**Stated goal**: Examine the material below. Gather every line in which the string "OMEGA" appears.

**Data for this task**:
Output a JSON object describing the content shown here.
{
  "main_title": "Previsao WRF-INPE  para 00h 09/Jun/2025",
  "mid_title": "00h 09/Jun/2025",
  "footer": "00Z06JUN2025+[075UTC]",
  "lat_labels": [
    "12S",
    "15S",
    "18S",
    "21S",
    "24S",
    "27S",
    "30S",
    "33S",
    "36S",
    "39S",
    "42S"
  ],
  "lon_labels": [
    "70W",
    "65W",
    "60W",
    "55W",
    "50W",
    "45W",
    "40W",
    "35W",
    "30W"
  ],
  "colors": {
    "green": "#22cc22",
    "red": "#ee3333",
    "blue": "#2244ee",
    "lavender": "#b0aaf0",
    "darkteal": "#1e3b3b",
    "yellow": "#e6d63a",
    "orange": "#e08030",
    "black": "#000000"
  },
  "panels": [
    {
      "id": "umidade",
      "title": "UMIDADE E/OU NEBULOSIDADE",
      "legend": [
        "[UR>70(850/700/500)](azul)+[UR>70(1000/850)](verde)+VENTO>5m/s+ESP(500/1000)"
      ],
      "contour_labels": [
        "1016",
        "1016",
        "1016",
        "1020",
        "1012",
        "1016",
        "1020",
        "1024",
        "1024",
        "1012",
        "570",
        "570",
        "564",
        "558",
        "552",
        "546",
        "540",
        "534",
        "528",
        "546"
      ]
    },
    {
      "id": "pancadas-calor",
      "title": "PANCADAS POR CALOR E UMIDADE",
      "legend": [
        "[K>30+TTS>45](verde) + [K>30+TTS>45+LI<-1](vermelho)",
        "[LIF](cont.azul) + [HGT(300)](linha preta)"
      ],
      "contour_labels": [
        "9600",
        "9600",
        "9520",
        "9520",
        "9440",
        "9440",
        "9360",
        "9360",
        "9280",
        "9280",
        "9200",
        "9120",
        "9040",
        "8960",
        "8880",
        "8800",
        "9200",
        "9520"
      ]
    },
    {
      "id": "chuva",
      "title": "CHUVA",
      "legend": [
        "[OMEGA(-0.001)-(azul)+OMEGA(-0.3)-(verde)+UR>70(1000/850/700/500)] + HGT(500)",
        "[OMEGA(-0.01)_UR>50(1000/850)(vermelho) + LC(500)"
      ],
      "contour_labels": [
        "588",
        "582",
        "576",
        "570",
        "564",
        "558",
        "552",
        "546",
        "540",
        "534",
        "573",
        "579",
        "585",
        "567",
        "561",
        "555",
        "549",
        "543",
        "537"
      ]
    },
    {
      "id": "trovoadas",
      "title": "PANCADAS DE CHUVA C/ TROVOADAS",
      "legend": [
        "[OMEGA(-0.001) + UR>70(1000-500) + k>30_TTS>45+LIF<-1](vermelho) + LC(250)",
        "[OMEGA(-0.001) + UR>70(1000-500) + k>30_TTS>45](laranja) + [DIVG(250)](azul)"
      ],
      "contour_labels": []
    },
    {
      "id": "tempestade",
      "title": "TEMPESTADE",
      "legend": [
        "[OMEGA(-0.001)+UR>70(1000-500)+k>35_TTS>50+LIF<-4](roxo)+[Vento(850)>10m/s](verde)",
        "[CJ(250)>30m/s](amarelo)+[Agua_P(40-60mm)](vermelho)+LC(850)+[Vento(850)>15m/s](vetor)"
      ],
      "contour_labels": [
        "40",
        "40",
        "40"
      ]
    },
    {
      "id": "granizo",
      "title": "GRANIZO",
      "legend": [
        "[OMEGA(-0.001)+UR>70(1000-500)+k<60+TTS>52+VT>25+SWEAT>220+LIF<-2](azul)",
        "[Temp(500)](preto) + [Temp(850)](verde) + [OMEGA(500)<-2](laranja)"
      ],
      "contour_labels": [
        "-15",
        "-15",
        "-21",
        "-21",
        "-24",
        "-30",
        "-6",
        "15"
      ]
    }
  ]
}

**Expected answer**:
        "[OMEGA(-0.001)-(azul)+OMEGA(-0.3)-(verde)+UR>70(1000/850/700/500)] + HGT(500)",
        "[OMEGA(-0.01)_UR>50(1000/850)(vermelho) + LC(500)"
        "[OMEGA(-0.001) + UR>70(1000-500) + k>30_TTS>45+LIF<-1](vermelho) + LC(250)",
        "[OMEGA(-0.001) + UR>70(1000-500) + k>30_TTS>45](laranja) + [DIVG(250)](azul)"
        "[OMEGA(-0.001)+UR>70(1000-500)+k>35_TTS>50+LIF<-4](roxo)+[Vento(850)>10m/s](verde)",
        "[OMEGA(-0.001)+UR>70(1000-500)+k<60+TTS>52+VT>25+SWEAT>220+LIF<-2](azul)",
        "[Temp(500)](preto) + [Temp(850)](verde) + [OMEGA(500)<-2](laranja)"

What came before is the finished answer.